What you need to do:
Identify the lines that include the word "JSON", then copy all of them.

(Items from a figure collection)
--------------------
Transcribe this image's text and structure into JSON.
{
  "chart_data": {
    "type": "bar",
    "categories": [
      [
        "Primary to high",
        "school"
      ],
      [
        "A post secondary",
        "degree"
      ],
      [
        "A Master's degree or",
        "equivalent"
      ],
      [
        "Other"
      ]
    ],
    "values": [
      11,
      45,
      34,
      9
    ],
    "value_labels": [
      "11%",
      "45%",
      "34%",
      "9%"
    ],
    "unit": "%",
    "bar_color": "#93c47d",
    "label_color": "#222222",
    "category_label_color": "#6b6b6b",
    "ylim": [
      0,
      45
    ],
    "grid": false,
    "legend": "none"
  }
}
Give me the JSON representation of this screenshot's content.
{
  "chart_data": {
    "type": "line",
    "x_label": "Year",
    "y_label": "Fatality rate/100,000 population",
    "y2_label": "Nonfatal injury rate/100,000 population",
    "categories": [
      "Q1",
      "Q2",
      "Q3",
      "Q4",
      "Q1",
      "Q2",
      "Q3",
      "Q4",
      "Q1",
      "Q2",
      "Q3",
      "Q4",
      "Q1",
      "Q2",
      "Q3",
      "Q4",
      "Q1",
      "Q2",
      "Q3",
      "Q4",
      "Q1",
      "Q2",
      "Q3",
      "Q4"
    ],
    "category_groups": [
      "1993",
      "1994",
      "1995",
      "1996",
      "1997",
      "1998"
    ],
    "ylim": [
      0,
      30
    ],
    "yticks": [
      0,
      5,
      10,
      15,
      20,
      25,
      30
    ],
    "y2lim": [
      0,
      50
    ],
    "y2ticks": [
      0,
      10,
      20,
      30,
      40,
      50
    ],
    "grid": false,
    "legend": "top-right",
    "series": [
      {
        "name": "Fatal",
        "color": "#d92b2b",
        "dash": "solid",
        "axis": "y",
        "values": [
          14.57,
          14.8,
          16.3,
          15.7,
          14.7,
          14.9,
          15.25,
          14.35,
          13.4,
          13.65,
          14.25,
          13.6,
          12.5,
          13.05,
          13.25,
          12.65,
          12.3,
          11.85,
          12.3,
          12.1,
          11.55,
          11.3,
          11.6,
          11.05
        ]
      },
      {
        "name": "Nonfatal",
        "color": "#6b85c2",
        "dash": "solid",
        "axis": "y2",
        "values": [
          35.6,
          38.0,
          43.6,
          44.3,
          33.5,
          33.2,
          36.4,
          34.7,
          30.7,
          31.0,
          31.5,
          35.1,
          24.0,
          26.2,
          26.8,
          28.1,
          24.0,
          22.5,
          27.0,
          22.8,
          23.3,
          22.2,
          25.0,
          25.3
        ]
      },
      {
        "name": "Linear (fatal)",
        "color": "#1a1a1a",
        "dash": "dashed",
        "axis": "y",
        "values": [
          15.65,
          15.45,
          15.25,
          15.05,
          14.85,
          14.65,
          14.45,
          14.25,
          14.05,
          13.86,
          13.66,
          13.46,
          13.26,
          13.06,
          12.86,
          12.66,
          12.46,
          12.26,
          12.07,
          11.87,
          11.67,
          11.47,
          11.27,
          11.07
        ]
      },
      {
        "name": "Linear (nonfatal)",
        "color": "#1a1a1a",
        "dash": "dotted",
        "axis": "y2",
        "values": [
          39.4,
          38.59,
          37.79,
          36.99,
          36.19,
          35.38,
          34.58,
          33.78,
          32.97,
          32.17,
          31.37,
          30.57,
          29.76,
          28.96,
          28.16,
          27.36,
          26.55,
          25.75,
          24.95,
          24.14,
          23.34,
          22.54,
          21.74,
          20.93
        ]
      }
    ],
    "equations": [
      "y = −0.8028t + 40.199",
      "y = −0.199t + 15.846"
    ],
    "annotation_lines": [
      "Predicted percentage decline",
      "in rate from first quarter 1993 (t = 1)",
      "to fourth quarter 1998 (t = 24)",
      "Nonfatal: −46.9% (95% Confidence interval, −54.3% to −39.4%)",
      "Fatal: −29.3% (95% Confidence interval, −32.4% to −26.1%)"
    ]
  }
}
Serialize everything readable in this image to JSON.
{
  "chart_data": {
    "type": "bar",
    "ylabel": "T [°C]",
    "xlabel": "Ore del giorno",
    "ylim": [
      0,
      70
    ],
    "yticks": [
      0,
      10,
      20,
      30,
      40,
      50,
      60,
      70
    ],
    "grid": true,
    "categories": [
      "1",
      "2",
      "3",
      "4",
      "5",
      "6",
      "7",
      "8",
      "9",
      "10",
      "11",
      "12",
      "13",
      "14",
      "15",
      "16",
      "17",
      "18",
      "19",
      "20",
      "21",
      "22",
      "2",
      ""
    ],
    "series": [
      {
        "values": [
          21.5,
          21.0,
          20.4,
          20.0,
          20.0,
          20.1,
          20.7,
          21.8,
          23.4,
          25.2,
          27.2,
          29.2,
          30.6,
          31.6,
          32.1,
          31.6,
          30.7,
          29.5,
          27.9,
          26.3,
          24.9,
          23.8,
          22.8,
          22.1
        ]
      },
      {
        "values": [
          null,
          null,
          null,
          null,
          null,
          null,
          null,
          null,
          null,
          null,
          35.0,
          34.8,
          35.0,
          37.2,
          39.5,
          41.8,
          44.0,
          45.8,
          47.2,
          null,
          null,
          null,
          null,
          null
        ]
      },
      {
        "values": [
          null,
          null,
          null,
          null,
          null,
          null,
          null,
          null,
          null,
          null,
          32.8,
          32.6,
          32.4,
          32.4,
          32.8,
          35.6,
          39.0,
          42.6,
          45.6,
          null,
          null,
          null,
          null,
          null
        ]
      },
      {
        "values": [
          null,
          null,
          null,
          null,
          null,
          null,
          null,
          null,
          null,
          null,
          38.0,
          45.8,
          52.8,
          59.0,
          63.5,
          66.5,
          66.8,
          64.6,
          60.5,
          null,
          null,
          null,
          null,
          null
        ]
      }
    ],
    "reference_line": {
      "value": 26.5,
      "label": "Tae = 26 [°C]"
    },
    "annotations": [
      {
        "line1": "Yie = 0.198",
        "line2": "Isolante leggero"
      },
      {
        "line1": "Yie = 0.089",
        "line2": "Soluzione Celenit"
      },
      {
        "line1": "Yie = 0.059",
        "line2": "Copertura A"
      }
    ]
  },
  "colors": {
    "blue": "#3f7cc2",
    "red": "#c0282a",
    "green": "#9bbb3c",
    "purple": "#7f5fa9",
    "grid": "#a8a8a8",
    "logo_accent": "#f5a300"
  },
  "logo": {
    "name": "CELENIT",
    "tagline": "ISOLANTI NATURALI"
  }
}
--------------------
In response:
Transcribe this image's text and structure into JSON.
Give me the JSON representation of this screenshot's content.
Serialize everything readable in this image to JSON.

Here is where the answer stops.